_WRITTEN REQUEST 1_
In the listing, retype the lines starting at the one that contains "predicted-stars-point: [322, 383, 334, 395]" and ending at the one that contains "predicted-stars-point: [607, 421, 620, 433]", keeping both of those lines.

FW: SECURITY NOTICE: insecure passwords on your machine

Dick Crane rcrane at snf.stanford.edu
Mon Dec 6 07:21:05 PST 2004


Hi Mary,

We choose option 1 last week with the active participation of Paul J. and Mike D.
The new passwords are posted at the tool or in the tool's logbook.

Dick

Mary Tang wrote:

> Hi all --
>
> Although I know little about these machines, it seems to me that they
> have "bad" passwords because they are general-use machines -- they were
> set up so that anyone who takes a picture on the SEM or the microscope
> can upload their data on the network.  However, the network security
> concerns are serious.  We have this problem (or may have) on other
> systems in the lab as well.  It seems to me that we have a couple of
> ways to approach this:
>
> 1.  Choose better account names and passwords and post these at the
> station.  This is presuming that the security problem is from "outside"
> rather than "inside" the lab.
> 2.  Take the systems off the network.  We should then upgrade these
> systems to accomodate USB keys or other the media of choice.  (This is
> what we did for the CAD PC's.)

_WRITTEN REQUEST 2_
Repeat the email about insecure machine passwords above, word for word.

_TASK INPUT_
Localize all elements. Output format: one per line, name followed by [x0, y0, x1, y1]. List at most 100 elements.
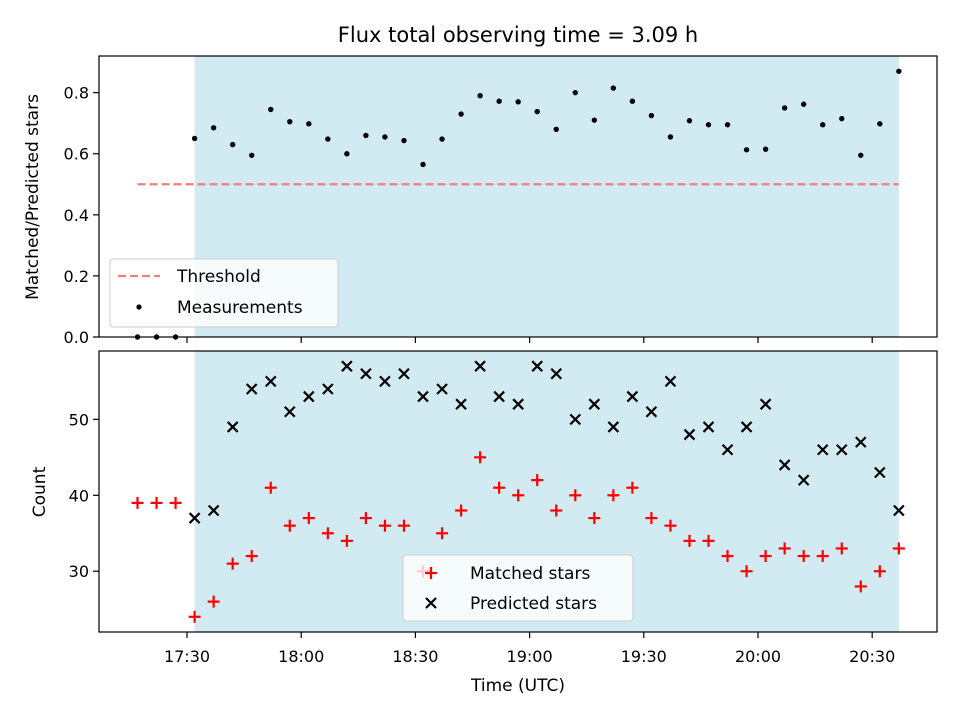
predicted-stars-point: [322, 383, 334, 395]
matched-stars-point: [740, 565, 753, 578]
legend-predicted-swatch: [425, 597, 437, 609]
measurement-point: [534, 108, 540, 115]
predicted-stars-point: [531, 360, 543, 372]
predicted-stars-point: [797, 474, 810, 486]
x-axis-label: Time (UTC): [470, 676, 565, 696]
predicted-stars-point: [207, 504, 220, 517]
predicted-stars-point: [226, 421, 239, 433]
matched-stars-point: [321, 527, 334, 540]
measurement-point: [229, 141, 236, 148]
x-tick-label: 20:00: [735, 647, 781, 666]
measurement-point: [363, 132, 369, 139]
measurement-point: [781, 105, 788, 111]
predicted-stars-point: [607, 421, 620, 433]
predicted-stars-point: [569, 413, 582, 426]
chart-title: Flux total observing time = 3.09 h: [338, 23, 698, 47]
matched-stars-point: [150, 496, 163, 509]
top-legend: Threshold Measurements: [109, 258, 339, 328]
measurement-point: [667, 134, 674, 140]
y-tick-label: 0.0: [64, 328, 89, 347]
legend-measurements-label: Measurements: [177, 298, 303, 318]
measurement-point: [477, 93, 483, 99]
measurement-point: [686, 118, 693, 124]
predicted-stars-point: [398, 368, 410, 380]
matched-stars-point: [436, 527, 449, 540]
bottom-x-ticks: 17:30 18:00 18:30 19:00 19:30 20:00 20:30: [164, 632, 895, 666]
predicted-stars-point: [626, 390, 639, 403]
predicted-stars-point: [245, 383, 258, 395]
top-panel: 0.00.20.40.60.8 Matched/Predicted stars …: [23, 55, 938, 347]
measurement-point: [287, 118, 293, 125]
y-tick-label: 0.2: [64, 267, 89, 286]
predicted-stars-point: [874, 466, 886, 479]
measurement-point: [439, 136, 445, 142]
matched-stars-point: [550, 504, 563, 517]
measurement-point: [648, 112, 655, 119]
y-tick-label: 0.6: [64, 145, 89, 164]
predicted-stars-point: [550, 368, 563, 380]
matched-stars-point: [302, 512, 315, 525]
bottom-y-axis-label: Count: [30, 466, 50, 517]
predicted-stars-point: [284, 405, 296, 418]
matched-stars-point: [759, 550, 772, 563]
matched-stars-point: [588, 512, 601, 525]
matched-stars-point: [892, 542, 905, 555]
matched-stars-point: [264, 481, 277, 494]
bottom-y-ticks: 30 40 50: [69, 410, 99, 581]
measurement-point: [268, 106, 274, 113]
matched-stars-point: [512, 489, 525, 502]
predicted-stars-point: [816, 443, 829, 456]
measurement-point: [743, 147, 750, 153]
top-legend-box: [109, 258, 339, 328]
x-tick-label: 20:30: [849, 647, 895, 666]
matched-stars-point: [854, 580, 867, 593]
predicted-stars-point: [436, 383, 448, 395]
predicted-stars-point: [855, 436, 867, 448]
y-tick-label: 50: [69, 410, 89, 429]
bottom-plot-frame: [98, 350, 938, 633]
matched-stars-point: [797, 550, 810, 563]
matched-stars-point: [778, 542, 791, 555]
predicted-stars-point: [264, 375, 277, 388]
matched-stars-point: [474, 451, 487, 464]
predicted-stars-point: [455, 398, 467, 410]
matched-stars-point: [455, 504, 468, 517]
matched-stars-point: [188, 610, 201, 623]
matched-stars-point: [816, 550, 829, 563]
matched-stars-point: [207, 595, 220, 608]
matched-stars-point: [378, 519, 391, 532]
measurement-point: [210, 125, 217, 131]
predicted-stars-point: [835, 443, 848, 456]
predicted-stars-point: [417, 390, 429, 403]
bottom-panel: 30 40 50 17:30 18:00 18:30 19:00 19:30 20:00 20:…: [30, 350, 938, 666]
top-y-axis-label: Matched/Predicted stars: [23, 94, 43, 300]
matched-stars-point: [397, 519, 410, 532]
predicted-stars-point: [303, 390, 315, 403]
legend-threshold-label: Threshold: [176, 267, 261, 287]
measurement-point: [762, 146, 769, 152]
matched-stars-point: [283, 519, 296, 532]
matched-stars-point: [169, 496, 182, 509]
predicted-stars-point: [759, 398, 772, 410]
matched-stars-point: [569, 489, 582, 502]
matched-stars-point: [245, 550, 258, 563]
predicted-stars-point: [893, 504, 905, 517]
measurement-point: [572, 89, 578, 96]
predicted-stars-point: [341, 360, 353, 372]
measurement-point: [191, 135, 198, 142]
predicted-stars-point: [702, 421, 715, 433]
y-tick-label: 30: [69, 562, 89, 581]
matched-stars-point: [835, 542, 848, 555]
matched-stars-point: [702, 534, 715, 547]
x-tick-label: 19:30: [621, 647, 667, 666]
measurement-point: [724, 122, 731, 128]
measurement-point: [344, 151, 350, 157]
measurement-point: [306, 121, 312, 127]
predicted-stars-point: [512, 398, 524, 410]
measurement-point: [877, 121, 883, 127]
matched-stars-point: [626, 481, 639, 494]
matched-stars-point: [607, 489, 620, 502]
measurement-point: [839, 115, 845, 122]
measurement-point: [820, 122, 826, 128]
measurement-point: [896, 68, 902, 74]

_WRITTEN REPLY 1_
predicted-stars-point: [322, 383, 334, 395]
matched-stars-point: [740, 565, 753, 578]
legend-predicted-swatch: [425, 597, 437, 609]
measurement-point: [534, 108, 540, 115]
predicted-stars-point: [531, 360, 543, 372]
predicted-stars-point: [797, 474, 810, 486]
x-axis-label: Time (UTC): [470, 676, 565, 696]
predicted-stars-point: [207, 504, 220, 517]
predicted-stars-point: [226, 421, 239, 433]
matched-stars-point: [321, 527, 334, 540]
measurement-point: [229, 141, 236, 148]
x-tick-label: 20:00: [735, 647, 781, 666]
measurement-point: [363, 132, 369, 139]
measurement-point: [781, 105, 788, 111]
predicted-stars-point: [607, 421, 620, 433]

_WRITTEN REPLY 2_
FW: SECURITY NOTICE: insecure passwords on your machine

Dick Crane rcrane at snf.stanford.edu
Mon Dec 6 07:21:05 PST 2004


Hi Mary,

We choose option 1 last week with the active participation of Paul J. and Mike D.
The new passwords are posted at the tool or in the tool's logbook.

Dick

Mary Tang wrote:

> Hi all --
>
> Although I know little about these machines, it seems to me that they
> have "bad" passwords because they are general-use machines -- they were
> set up so that anyone who takes a picture on the SEM or the microscope
> can upload their data on the network.  However, the network security
> concerns are serious.  We have this problem (or may have) on other
> systems in the lab as well.  It seems to me that we have a couple of
> ways to approach this:
>
> 1.  Choose better account names and passwords and post these at the
> station.  This is presuming that the security problem is from "outside"
> rather than "inside" the lab.
> 2.  Take the systems off the network.  We should then upgrade these
> systems to accomodate USB keys or other the media of choice.  (This is
> what we did for the CAD PC's.)